→ **Problem to work on**
State how many lines of the listing below include the word "name". Give only the number.

start Data in this exercise

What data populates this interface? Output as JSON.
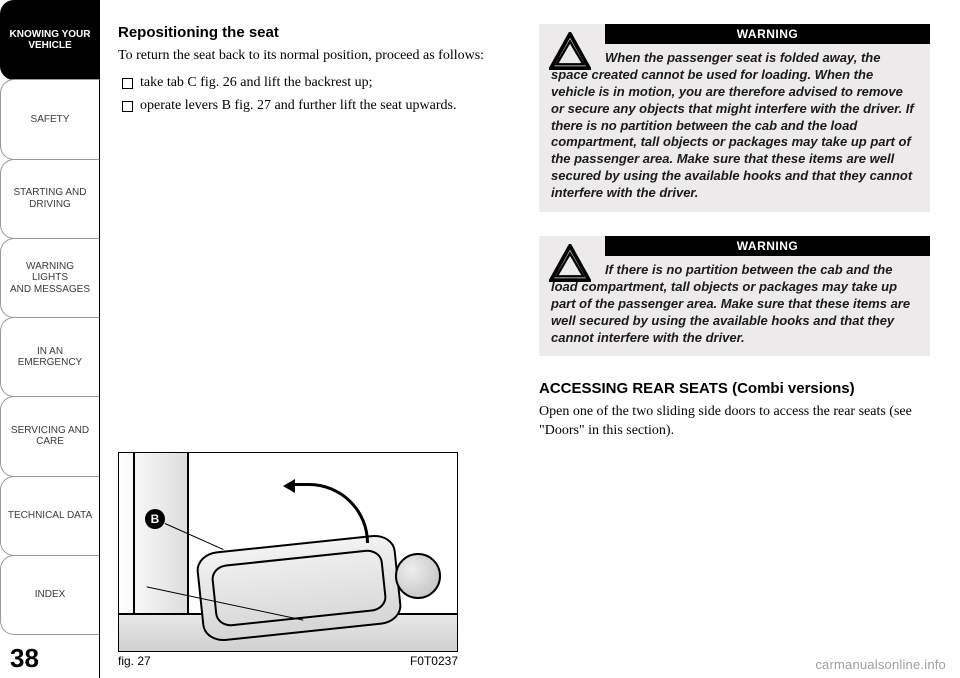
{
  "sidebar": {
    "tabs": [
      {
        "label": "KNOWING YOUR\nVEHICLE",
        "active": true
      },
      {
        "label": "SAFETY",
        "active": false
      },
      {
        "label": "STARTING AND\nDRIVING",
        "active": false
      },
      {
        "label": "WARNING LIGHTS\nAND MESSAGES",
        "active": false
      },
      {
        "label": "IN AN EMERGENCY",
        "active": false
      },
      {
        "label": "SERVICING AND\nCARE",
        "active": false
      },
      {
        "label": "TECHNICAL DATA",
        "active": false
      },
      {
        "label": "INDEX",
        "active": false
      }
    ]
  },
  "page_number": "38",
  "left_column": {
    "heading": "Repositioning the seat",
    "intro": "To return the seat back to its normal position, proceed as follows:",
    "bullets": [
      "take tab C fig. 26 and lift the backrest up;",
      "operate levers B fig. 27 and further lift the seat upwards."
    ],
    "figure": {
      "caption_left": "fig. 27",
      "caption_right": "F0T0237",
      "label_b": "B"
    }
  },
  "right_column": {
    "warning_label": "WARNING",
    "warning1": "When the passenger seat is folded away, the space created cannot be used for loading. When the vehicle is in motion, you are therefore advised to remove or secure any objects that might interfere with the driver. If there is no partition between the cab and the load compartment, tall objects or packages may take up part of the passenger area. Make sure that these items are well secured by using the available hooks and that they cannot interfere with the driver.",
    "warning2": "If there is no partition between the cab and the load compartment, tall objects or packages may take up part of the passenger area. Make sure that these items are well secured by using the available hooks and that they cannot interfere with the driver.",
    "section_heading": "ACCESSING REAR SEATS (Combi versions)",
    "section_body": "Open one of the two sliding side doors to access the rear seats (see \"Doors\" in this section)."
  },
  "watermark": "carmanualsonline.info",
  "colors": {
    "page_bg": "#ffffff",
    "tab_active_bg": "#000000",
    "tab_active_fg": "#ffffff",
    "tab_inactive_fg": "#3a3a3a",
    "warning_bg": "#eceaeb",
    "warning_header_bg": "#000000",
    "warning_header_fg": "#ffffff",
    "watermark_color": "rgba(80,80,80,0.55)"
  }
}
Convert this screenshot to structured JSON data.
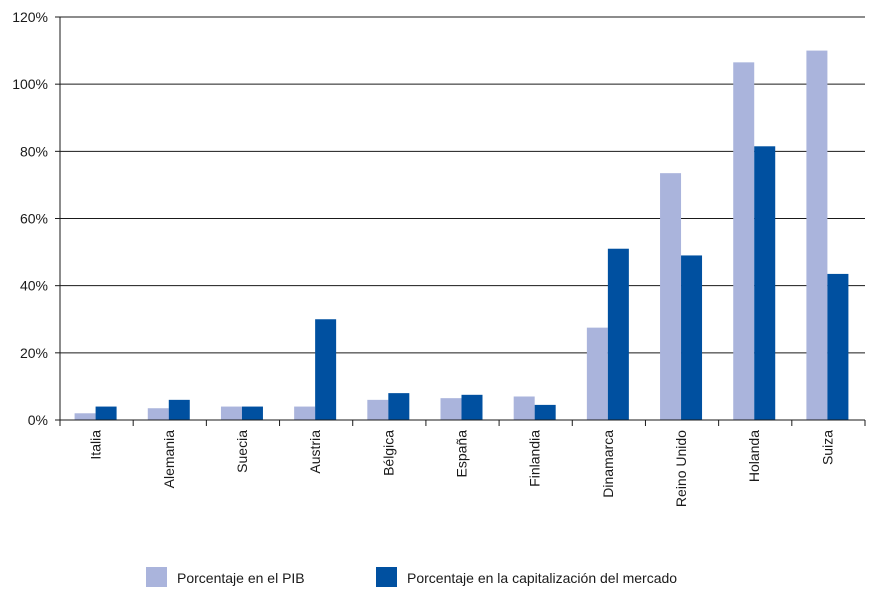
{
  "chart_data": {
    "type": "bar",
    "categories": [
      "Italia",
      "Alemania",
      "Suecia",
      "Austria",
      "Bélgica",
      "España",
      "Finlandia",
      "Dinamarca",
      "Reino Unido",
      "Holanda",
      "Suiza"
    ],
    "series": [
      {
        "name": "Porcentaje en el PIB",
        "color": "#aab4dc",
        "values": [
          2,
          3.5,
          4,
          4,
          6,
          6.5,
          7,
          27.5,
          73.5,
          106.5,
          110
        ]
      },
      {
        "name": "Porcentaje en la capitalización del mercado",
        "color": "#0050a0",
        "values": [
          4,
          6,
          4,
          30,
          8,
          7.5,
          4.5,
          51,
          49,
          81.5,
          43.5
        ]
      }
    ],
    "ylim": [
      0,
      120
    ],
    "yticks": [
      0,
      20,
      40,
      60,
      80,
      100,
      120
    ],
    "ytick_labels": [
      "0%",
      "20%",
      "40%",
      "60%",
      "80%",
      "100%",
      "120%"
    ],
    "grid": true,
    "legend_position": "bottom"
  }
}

end Data in this exercise

→ **Output below**
2